* BEGIN Material for this exercise *

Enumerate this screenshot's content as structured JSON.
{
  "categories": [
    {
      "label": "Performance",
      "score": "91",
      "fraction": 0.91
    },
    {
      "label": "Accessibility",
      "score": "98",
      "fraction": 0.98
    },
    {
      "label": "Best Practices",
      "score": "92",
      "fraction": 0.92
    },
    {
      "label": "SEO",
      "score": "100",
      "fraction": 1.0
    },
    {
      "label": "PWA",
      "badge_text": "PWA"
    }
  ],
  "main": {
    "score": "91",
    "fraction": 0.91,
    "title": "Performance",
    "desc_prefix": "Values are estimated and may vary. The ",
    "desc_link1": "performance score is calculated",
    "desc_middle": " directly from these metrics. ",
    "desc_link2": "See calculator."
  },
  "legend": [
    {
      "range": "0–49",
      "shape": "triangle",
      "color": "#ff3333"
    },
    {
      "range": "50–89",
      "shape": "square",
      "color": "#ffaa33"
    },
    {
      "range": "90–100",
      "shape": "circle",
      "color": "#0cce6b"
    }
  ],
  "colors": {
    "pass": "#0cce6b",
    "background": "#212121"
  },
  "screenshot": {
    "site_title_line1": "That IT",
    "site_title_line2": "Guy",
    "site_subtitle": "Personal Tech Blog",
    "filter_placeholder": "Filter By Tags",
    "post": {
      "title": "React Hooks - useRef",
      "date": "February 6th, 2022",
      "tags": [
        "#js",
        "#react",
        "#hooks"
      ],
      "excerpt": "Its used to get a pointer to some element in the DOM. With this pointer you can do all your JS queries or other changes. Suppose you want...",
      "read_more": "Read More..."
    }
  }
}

* END Material for this exercise *

Objective: In the entries above, locate every line with the word "screenshot" and copy it.

Solution:
Enumerate this screenshot's content as structured JSON.
  "screenshot": {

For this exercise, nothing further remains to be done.